> Stated task:
Among the entries below, count the lines that contain the word "Slope". Write down only the total.

>> start Given records

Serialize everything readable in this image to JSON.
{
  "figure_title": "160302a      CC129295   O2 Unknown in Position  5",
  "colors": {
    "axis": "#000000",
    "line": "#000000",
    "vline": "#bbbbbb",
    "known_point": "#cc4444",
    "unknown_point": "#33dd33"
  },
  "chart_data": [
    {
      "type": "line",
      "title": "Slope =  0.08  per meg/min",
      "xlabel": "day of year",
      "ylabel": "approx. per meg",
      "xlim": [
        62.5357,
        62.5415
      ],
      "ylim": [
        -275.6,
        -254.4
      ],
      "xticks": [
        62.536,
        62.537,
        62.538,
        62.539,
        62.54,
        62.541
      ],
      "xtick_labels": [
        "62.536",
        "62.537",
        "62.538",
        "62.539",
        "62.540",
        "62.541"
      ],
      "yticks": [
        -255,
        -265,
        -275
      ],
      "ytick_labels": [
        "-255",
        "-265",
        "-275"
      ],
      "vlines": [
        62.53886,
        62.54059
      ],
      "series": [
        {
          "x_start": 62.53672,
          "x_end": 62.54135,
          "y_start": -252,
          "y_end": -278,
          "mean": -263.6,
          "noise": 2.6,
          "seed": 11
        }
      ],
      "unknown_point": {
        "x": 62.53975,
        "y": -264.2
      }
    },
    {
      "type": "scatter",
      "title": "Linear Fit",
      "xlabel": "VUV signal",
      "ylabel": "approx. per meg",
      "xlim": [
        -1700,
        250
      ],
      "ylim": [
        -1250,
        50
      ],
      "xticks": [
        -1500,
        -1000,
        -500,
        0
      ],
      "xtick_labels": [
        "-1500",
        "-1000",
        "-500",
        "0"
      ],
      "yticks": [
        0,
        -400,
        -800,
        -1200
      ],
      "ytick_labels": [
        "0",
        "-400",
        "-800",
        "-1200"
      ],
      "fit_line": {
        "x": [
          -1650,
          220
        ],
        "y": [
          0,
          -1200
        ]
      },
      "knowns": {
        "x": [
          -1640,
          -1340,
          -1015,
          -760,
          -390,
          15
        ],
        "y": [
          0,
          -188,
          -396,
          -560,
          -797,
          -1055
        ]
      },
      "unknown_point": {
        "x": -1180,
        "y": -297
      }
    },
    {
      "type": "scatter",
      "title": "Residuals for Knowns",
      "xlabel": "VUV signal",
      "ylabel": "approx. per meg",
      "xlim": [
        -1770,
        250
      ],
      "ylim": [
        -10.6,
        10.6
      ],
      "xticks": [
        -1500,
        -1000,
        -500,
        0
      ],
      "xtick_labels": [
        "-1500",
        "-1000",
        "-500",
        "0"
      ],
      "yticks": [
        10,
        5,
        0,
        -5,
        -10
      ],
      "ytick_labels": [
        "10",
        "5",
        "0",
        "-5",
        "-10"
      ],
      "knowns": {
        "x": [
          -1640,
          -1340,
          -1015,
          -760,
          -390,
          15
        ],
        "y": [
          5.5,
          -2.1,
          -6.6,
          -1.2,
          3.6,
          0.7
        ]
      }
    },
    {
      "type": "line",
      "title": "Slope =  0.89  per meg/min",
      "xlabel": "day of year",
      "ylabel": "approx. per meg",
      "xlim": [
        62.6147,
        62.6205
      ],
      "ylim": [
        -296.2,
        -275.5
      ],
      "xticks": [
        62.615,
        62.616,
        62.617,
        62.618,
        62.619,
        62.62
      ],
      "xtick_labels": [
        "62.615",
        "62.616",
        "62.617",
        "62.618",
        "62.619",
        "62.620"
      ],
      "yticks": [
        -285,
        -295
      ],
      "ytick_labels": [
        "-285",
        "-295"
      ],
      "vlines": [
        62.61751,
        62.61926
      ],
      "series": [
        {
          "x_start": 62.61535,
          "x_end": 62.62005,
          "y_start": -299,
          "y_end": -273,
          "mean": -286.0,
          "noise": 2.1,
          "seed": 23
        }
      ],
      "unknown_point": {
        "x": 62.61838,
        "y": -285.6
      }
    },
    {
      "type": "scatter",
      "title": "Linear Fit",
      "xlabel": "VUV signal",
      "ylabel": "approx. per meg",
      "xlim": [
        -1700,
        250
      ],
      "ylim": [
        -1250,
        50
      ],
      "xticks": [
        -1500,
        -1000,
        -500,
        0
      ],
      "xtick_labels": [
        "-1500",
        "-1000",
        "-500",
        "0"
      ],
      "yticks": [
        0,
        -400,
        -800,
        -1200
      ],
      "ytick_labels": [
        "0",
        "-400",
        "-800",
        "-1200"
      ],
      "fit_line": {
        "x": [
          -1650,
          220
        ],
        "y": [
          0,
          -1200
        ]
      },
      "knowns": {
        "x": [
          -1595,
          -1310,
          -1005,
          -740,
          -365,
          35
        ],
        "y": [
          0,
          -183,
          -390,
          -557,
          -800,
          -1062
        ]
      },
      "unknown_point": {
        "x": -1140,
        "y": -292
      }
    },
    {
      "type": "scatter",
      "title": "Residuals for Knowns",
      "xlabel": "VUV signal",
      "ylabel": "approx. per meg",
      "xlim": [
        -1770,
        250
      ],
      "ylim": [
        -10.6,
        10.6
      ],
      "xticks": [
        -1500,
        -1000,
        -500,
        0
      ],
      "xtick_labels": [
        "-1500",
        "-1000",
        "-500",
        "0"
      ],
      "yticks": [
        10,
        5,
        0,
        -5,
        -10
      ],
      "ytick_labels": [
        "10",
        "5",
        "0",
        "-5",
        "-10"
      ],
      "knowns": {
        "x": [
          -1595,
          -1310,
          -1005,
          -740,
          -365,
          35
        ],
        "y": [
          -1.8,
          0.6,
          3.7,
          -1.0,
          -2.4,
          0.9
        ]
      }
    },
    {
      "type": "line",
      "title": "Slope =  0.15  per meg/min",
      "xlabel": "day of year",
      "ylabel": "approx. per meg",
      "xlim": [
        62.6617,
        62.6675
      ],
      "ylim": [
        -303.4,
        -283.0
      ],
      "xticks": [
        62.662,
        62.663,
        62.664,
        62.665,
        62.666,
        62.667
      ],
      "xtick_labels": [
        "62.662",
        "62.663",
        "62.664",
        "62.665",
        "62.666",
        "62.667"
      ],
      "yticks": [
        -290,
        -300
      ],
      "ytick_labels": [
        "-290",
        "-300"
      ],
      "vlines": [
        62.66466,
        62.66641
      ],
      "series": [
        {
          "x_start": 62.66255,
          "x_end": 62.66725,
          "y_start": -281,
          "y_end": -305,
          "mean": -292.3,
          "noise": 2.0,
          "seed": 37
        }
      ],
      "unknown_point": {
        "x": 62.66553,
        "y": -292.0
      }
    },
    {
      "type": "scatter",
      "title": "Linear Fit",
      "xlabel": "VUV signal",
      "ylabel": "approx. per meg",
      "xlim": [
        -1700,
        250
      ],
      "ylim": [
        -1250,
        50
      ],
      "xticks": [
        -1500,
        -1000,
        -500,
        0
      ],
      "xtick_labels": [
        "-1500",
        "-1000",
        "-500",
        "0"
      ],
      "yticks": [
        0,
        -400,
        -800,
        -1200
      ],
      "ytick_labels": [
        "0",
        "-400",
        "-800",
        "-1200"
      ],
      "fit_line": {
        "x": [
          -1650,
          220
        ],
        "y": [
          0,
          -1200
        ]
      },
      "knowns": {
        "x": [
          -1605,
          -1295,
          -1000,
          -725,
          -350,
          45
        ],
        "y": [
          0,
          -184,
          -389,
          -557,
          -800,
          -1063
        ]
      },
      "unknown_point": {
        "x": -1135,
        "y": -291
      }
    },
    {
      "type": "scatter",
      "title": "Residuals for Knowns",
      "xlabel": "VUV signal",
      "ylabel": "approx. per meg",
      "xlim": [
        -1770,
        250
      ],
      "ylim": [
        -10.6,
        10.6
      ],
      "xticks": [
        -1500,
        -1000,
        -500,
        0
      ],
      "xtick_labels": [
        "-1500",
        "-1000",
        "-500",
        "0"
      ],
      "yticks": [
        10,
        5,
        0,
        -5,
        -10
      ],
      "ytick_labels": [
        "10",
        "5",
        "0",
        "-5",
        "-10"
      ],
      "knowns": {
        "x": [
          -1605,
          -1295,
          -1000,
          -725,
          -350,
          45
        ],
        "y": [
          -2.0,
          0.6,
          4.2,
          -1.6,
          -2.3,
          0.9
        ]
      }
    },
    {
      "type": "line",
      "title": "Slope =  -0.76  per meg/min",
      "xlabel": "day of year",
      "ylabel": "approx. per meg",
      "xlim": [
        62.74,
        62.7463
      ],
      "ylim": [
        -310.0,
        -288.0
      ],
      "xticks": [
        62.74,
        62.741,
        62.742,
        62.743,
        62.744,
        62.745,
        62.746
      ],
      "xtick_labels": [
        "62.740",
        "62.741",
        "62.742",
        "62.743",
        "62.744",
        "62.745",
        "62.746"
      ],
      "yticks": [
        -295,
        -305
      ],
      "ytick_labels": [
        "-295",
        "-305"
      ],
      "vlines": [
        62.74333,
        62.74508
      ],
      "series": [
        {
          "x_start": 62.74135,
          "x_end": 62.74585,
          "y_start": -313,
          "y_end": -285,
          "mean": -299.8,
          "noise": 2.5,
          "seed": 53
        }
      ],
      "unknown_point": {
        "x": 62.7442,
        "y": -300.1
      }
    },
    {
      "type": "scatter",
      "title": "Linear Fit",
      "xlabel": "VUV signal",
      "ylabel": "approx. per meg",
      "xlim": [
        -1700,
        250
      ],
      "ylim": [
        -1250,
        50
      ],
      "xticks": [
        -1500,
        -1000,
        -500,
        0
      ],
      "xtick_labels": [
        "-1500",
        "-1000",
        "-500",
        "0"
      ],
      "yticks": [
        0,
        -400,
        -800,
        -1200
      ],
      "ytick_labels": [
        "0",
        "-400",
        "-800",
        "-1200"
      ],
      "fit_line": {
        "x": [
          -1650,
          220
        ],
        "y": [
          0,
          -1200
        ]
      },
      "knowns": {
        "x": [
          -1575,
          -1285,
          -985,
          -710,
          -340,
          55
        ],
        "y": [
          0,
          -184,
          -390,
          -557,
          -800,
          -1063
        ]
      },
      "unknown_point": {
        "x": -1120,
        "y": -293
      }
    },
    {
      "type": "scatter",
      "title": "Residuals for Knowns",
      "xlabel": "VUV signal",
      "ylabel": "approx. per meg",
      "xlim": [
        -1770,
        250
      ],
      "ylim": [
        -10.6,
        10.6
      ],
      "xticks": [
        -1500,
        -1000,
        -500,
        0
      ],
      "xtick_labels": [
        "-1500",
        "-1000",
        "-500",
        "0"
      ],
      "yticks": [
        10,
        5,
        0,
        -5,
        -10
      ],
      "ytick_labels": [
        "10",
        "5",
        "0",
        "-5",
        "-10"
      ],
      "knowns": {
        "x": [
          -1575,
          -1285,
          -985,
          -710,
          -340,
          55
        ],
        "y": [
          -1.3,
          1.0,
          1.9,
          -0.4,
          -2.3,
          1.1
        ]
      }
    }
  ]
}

>> end Given records

> Right answer:
4